WHAT THE EXERCISE ASKS: Find each line with the string "JSON" and report it.

━━━━━━

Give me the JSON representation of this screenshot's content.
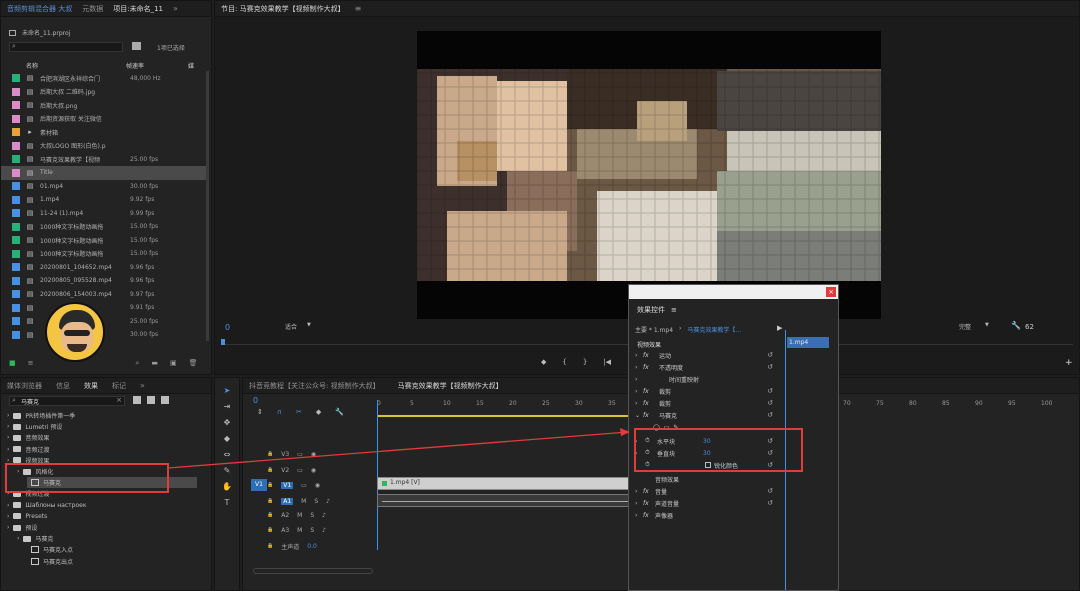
{
  "project_panel": {
    "tabs": [
      "音频剪辑混合器 大叔",
      "元数据",
      "项目:未命名_11"
    ],
    "file": "未命名_11.prproj",
    "search_placeholder": "",
    "count": "1项已选择",
    "col_name": "名称",
    "col_rate": "帧速率",
    "col_extra": "媒",
    "items": [
      {
        "color": "#27b07a",
        "name": "合肥滨湖区永祥综合门",
        "rate": "48,000 Hz"
      },
      {
        "color": "#d98cc8",
        "name": "后期大叔 二维码.jpg",
        "rate": ""
      },
      {
        "color": "#d98cc8",
        "name": "后期大叔.png",
        "rate": ""
      },
      {
        "color": "#d98cc8",
        "name": "后期资源获取 关注微信",
        "rate": ""
      },
      {
        "color": "#e8a23a",
        "name": "素材箱",
        "rate": ""
      },
      {
        "color": "#d98cc8",
        "name": "大叔LOGO 图形(白色).p",
        "rate": ""
      },
      {
        "color": "#27b07a",
        "name": "马赛克效果教学【视频",
        "rate": "25.00 fps"
      },
      {
        "color": "#d98cc8",
        "name": "Title",
        "rate": ""
      },
      {
        "color": "#4a90e2",
        "name": "01.mp4",
        "rate": "30.00 fps"
      },
      {
        "color": "#4a90e2",
        "name": "1.mp4",
        "rate": "9.92 fps"
      },
      {
        "color": "#4a90e2",
        "name": "11-24 (1).mp4",
        "rate": "9.99 fps"
      },
      {
        "color": "#27b07a",
        "name": "1000种文字标题动画拖",
        "rate": "15.00 fps"
      },
      {
        "color": "#27b07a",
        "name": "1000种文字标题动画拖",
        "rate": "15.00 fps"
      },
      {
        "color": "#27b07a",
        "name": "1000种文字标题动画拖",
        "rate": "15.00 fps"
      },
      {
        "color": "#4a90e2",
        "name": "20200801_104652.mp4",
        "rate": "9.96 fps"
      },
      {
        "color": "#4a90e2",
        "name": "20200805_095528.mp4",
        "rate": "9.96 fps"
      },
      {
        "color": "#4a90e2",
        "name": "20200806_154003.mp4",
        "rate": "9.97 fps"
      },
      {
        "color": "#4a90e2",
        "name": "",
        "rate": "9.91 fps"
      },
      {
        "color": "#4a90e2",
        "name": "",
        "rate": "25.00 fps"
      },
      {
        "color": "#4a90e2",
        "name": "",
        "rate": "30.00 fps"
      }
    ]
  },
  "program_monitor": {
    "title": "节目: 马赛克效果教学【视频制作大叔】",
    "timecode": "0",
    "fit": "适合",
    "quality": "完整",
    "end_time": "62"
  },
  "effects_panel": {
    "tabs": [
      "媒体浏览器",
      "信息",
      "效果",
      "标记"
    ],
    "search_value": "马赛克",
    "tree": [
      {
        "label": "PR转场插件第一季",
        "level": 0
      },
      {
        "label": "Lumetri 预设",
        "level": 0
      },
      {
        "label": "音频效果",
        "level": 0
      },
      {
        "label": "音频过渡",
        "level": 0
      },
      {
        "label": "视频效果",
        "level": 0
      },
      {
        "label": "风格化",
        "level": 1
      },
      {
        "label": "马赛克",
        "level": 2
      },
      {
        "label": "视频过渡",
        "level": 0
      },
      {
        "label": "Шаблоны настроек",
        "level": 0
      },
      {
        "label": "Presets",
        "level": 0
      },
      {
        "label": "预设",
        "level": 0
      },
      {
        "label": "马赛克",
        "level": 1
      },
      {
        "label": "马赛克入点",
        "level": 2
      },
      {
        "label": "马赛克出点",
        "level": 2
      }
    ]
  },
  "timeline": {
    "tabs": [
      "抖音竞教程【关注公众号: 视频制作大叔】",
      "马赛克效果教学【视频制作大叔】"
    ],
    "timecode": "0",
    "ruler": [
      "0",
      "5",
      "10",
      "15",
      "20",
      "25",
      "30",
      "35",
      "70",
      "75",
      "80",
      "85",
      "90",
      "95",
      "100"
    ],
    "tracks": [
      "V3",
      "V2",
      "V1",
      "A1",
      "A2",
      "A3",
      "主声道"
    ],
    "v1_source": "V1",
    "clip_label": "1.mp4 [V]",
    "master_value": "0.0"
  },
  "effect_controls": {
    "title": "效果控件",
    "master": "主要 * 1.mp4",
    "sequence": "马赛克效果教学【...",
    "clip_tag": "1.mp4",
    "section": "视频效果",
    "rows": [
      {
        "label": "运动",
        "fx": true
      },
      {
        "label": "不透明度",
        "fx": true
      },
      {
        "label": "时间重映射",
        "fx": false
      },
      {
        "label": "裁剪",
        "fx": true
      },
      {
        "label": "裁剪",
        "fx": true
      },
      {
        "label": "马赛克",
        "fx": true
      }
    ],
    "props": [
      {
        "label": "水平块",
        "value": "30"
      },
      {
        "label": "垂直块",
        "value": "30"
      }
    ],
    "sharpen_label": "锐化颜色",
    "audio_rows": [
      "音频效果",
      "音量",
      "声道音量",
      "声像器"
    ]
  },
  "colors": {
    "accent": "#4a90e2",
    "highlight": "#e23b3b",
    "clip": "#cfcfcf",
    "audio_clip": "#3a3a3a"
  }
}
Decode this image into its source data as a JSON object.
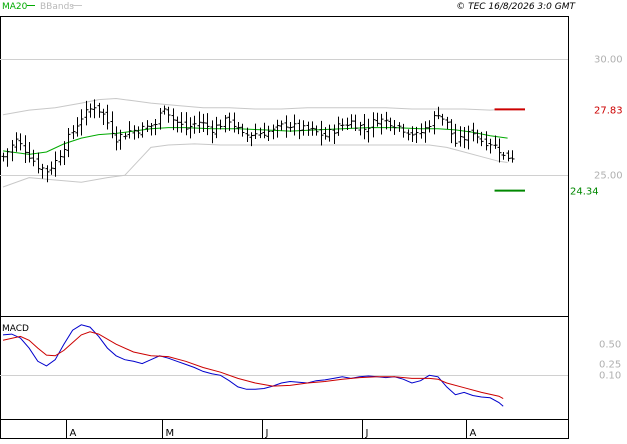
{
  "header": {
    "ma_legend": "MA20",
    "bbands_legend": "BBands",
    "copyright": "© TEC 16/8/2026 3:0 GMT"
  },
  "colors": {
    "ma": "#00aa00",
    "bbands": "#c8c8c8",
    "bars": "#000000",
    "resistance": "#cc0000",
    "support": "#008800",
    "macd": "#0000cc",
    "signal": "#cc0000",
    "grid": "#d0d0d0",
    "axis_text": "#b0b0b0"
  },
  "chart_data": [
    {
      "type": "ohlc",
      "y_ticks": [
        "30.00",
        "25.00"
      ],
      "ylim": [
        19.0,
        31.8
      ],
      "month_labels": [
        "A",
        "M",
        "J",
        "J",
        "A"
      ],
      "month_positions": [
        14.5,
        36.5,
        59.5,
        82.5,
        106.5
      ],
      "bar_count": 118,
      "resistance": {
        "value": 27.83,
        "label": "27.83",
        "from_index": 113,
        "to_index": 120
      },
      "support": {
        "value": 24.34,
        "label": "24.34",
        "from_index": 113,
        "to_index": 120
      },
      "ma20": [
        [
          0,
          26.05
        ],
        [
          6,
          25.9
        ],
        [
          10,
          26.0
        ],
        [
          14,
          26.35
        ],
        [
          18,
          26.6
        ],
        [
          22,
          26.75
        ],
        [
          26,
          26.8
        ],
        [
          30,
          26.9
        ],
        [
          34,
          27.0
        ],
        [
          38,
          27.05
        ],
        [
          42,
          27.05
        ],
        [
          48,
          27.0
        ],
        [
          54,
          27.0
        ],
        [
          60,
          26.95
        ],
        [
          66,
          26.9
        ],
        [
          72,
          26.95
        ],
        [
          78,
          27.0
        ],
        [
          84,
          27.05
        ],
        [
          90,
          27.05
        ],
        [
          96,
          27.0
        ],
        [
          100,
          27.0
        ],
        [
          104,
          26.95
        ],
        [
          108,
          26.85
        ],
        [
          112,
          26.7
        ],
        [
          116,
          26.6
        ]
      ],
      "bb_upper": [
        [
          0,
          27.6
        ],
        [
          6,
          27.8
        ],
        [
          12,
          27.9
        ],
        [
          18,
          28.1
        ],
        [
          22,
          28.25
        ],
        [
          26,
          28.3
        ],
        [
          30,
          28.2
        ],
        [
          34,
          28.1
        ],
        [
          40,
          28.0
        ],
        [
          46,
          27.9
        ],
        [
          52,
          27.9
        ],
        [
          58,
          27.85
        ],
        [
          64,
          27.85
        ],
        [
          70,
          27.9
        ],
        [
          76,
          27.9
        ],
        [
          82,
          27.9
        ],
        [
          88,
          27.9
        ],
        [
          94,
          27.85
        ],
        [
          100,
          27.85
        ],
        [
          106,
          27.85
        ],
        [
          112,
          27.8
        ],
        [
          116,
          27.85
        ]
      ],
      "bb_lower": [
        [
          0,
          24.5
        ],
        [
          6,
          24.9
        ],
        [
          12,
          24.8
        ],
        [
          18,
          24.7
        ],
        [
          24,
          24.9
        ],
        [
          28,
          25.0
        ],
        [
          32,
          25.8
        ],
        [
          34,
          26.2
        ],
        [
          38,
          26.3
        ],
        [
          44,
          26.35
        ],
        [
          50,
          26.3
        ],
        [
          56,
          26.3
        ],
        [
          62,
          26.3
        ],
        [
          68,
          26.3
        ],
        [
          74,
          26.3
        ],
        [
          80,
          26.3
        ],
        [
          86,
          26.3
        ],
        [
          92,
          26.3
        ],
        [
          98,
          26.3
        ],
        [
          102,
          26.2
        ],
        [
          106,
          26.0
        ],
        [
          110,
          25.8
        ],
        [
          114,
          25.6
        ],
        [
          116,
          25.55
        ]
      ],
      "close_path": [
        [
          0,
          25.8
        ],
        [
          3,
          26.5
        ],
        [
          5,
          26.1
        ],
        [
          8,
          25.4
        ],
        [
          10,
          25.2
        ],
        [
          12,
          25.6
        ],
        [
          15,
          26.6
        ],
        [
          18,
          27.5
        ],
        [
          21,
          28.0
        ],
        [
          23,
          27.6
        ],
        [
          26,
          26.6
        ],
        [
          29,
          26.9
        ],
        [
          32,
          27.0
        ],
        [
          35,
          27.2
        ],
        [
          37,
          28.0
        ],
        [
          39,
          27.4
        ],
        [
          42,
          27.0
        ],
        [
          45,
          27.3
        ],
        [
          48,
          27.0
        ],
        [
          52,
          27.4
        ],
        [
          55,
          26.7
        ],
        [
          58,
          26.8
        ],
        [
          62,
          26.9
        ],
        [
          65,
          27.2
        ],
        [
          68,
          27.0
        ],
        [
          71,
          26.9
        ],
        [
          74,
          26.7
        ],
        [
          77,
          27.1
        ],
        [
          80,
          27.3
        ],
        [
          83,
          27.0
        ],
        [
          86,
          27.4
        ],
        [
          89,
          27.3
        ],
        [
          92,
          27.0
        ],
        [
          95,
          26.7
        ],
        [
          97,
          27.0
        ],
        [
          100,
          27.7
        ],
        [
          102,
          27.2
        ],
        [
          104,
          26.4
        ],
        [
          106,
          26.6
        ],
        [
          108,
          26.9
        ],
        [
          110,
          26.5
        ],
        [
          112,
          26.4
        ],
        [
          114,
          26.1
        ],
        [
          115,
          25.8
        ]
      ]
    },
    {
      "type": "line",
      "title": "MACD",
      "y_ticks": [
        "0.50",
        "0.25",
        "0.10"
      ],
      "ylim": [
        -0.45,
        0.85
      ],
      "series": [
        {
          "key": "macd",
          "points": [
            [
              0,
              0.62
            ],
            [
              2,
              0.63
            ],
            [
              4,
              0.58
            ],
            [
              6,
              0.45
            ],
            [
              8,
              0.28
            ],
            [
              10,
              0.22
            ],
            [
              12,
              0.3
            ],
            [
              14,
              0.5
            ],
            [
              16,
              0.68
            ],
            [
              18,
              0.75
            ],
            [
              20,
              0.72
            ],
            [
              22,
              0.6
            ],
            [
              24,
              0.45
            ],
            [
              26,
              0.35
            ],
            [
              28,
              0.3
            ],
            [
              30,
              0.28
            ],
            [
              32,
              0.25
            ],
            [
              34,
              0.3
            ],
            [
              36,
              0.35
            ],
            [
              38,
              0.32
            ],
            [
              40,
              0.28
            ],
            [
              42,
              0.24
            ],
            [
              44,
              0.2
            ],
            [
              46,
              0.15
            ],
            [
              48,
              0.12
            ],
            [
              50,
              0.1
            ],
            [
              52,
              0.03
            ],
            [
              54,
              -0.05
            ],
            [
              56,
              -0.08
            ],
            [
              58,
              -0.08
            ],
            [
              60,
              -0.07
            ],
            [
              62,
              -0.04
            ],
            [
              64,
              0.0
            ],
            [
              66,
              0.02
            ],
            [
              68,
              0.01
            ],
            [
              70,
              0.0
            ],
            [
              72,
              0.03
            ],
            [
              74,
              0.04
            ],
            [
              76,
              0.06
            ],
            [
              78,
              0.08
            ],
            [
              80,
              0.06
            ],
            [
              82,
              0.08
            ],
            [
              84,
              0.09
            ],
            [
              86,
              0.08
            ],
            [
              88,
              0.07
            ],
            [
              90,
              0.08
            ],
            [
              92,
              0.05
            ],
            [
              94,
              0.0
            ],
            [
              96,
              0.03
            ],
            [
              98,
              0.1
            ],
            [
              100,
              0.08
            ],
            [
              102,
              -0.05
            ],
            [
              104,
              -0.15
            ],
            [
              106,
              -0.12
            ],
            [
              108,
              -0.16
            ],
            [
              110,
              -0.18
            ],
            [
              112,
              -0.19
            ],
            [
              114,
              -0.25
            ],
            [
              115,
              -0.3
            ]
          ]
        },
        {
          "key": "signal",
          "points": [
            [
              0,
              0.55
            ],
            [
              4,
              0.6
            ],
            [
              6,
              0.55
            ],
            [
              8,
              0.45
            ],
            [
              10,
              0.36
            ],
            [
              12,
              0.35
            ],
            [
              14,
              0.42
            ],
            [
              16,
              0.52
            ],
            [
              18,
              0.62
            ],
            [
              20,
              0.66
            ],
            [
              22,
              0.63
            ],
            [
              26,
              0.5
            ],
            [
              30,
              0.4
            ],
            [
              34,
              0.35
            ],
            [
              38,
              0.34
            ],
            [
              42,
              0.28
            ],
            [
              46,
              0.2
            ],
            [
              50,
              0.14
            ],
            [
              54,
              0.06
            ],
            [
              58,
              0.0
            ],
            [
              62,
              -0.04
            ],
            [
              66,
              -0.03
            ],
            [
              70,
              0.0
            ],
            [
              74,
              0.02
            ],
            [
              78,
              0.05
            ],
            [
              82,
              0.07
            ],
            [
              86,
              0.08
            ],
            [
              90,
              0.08
            ],
            [
              94,
              0.06
            ],
            [
              98,
              0.06
            ],
            [
              100,
              0.05
            ],
            [
              102,
              0.0
            ],
            [
              106,
              -0.06
            ],
            [
              110,
              -0.12
            ],
            [
              114,
              -0.17
            ],
            [
              115,
              -0.2
            ]
          ]
        }
      ]
    }
  ]
}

━━━━━━

RESULT:
Give me the JSON representation of this screenshot's content.
Decode this image into its source data as a JSON object.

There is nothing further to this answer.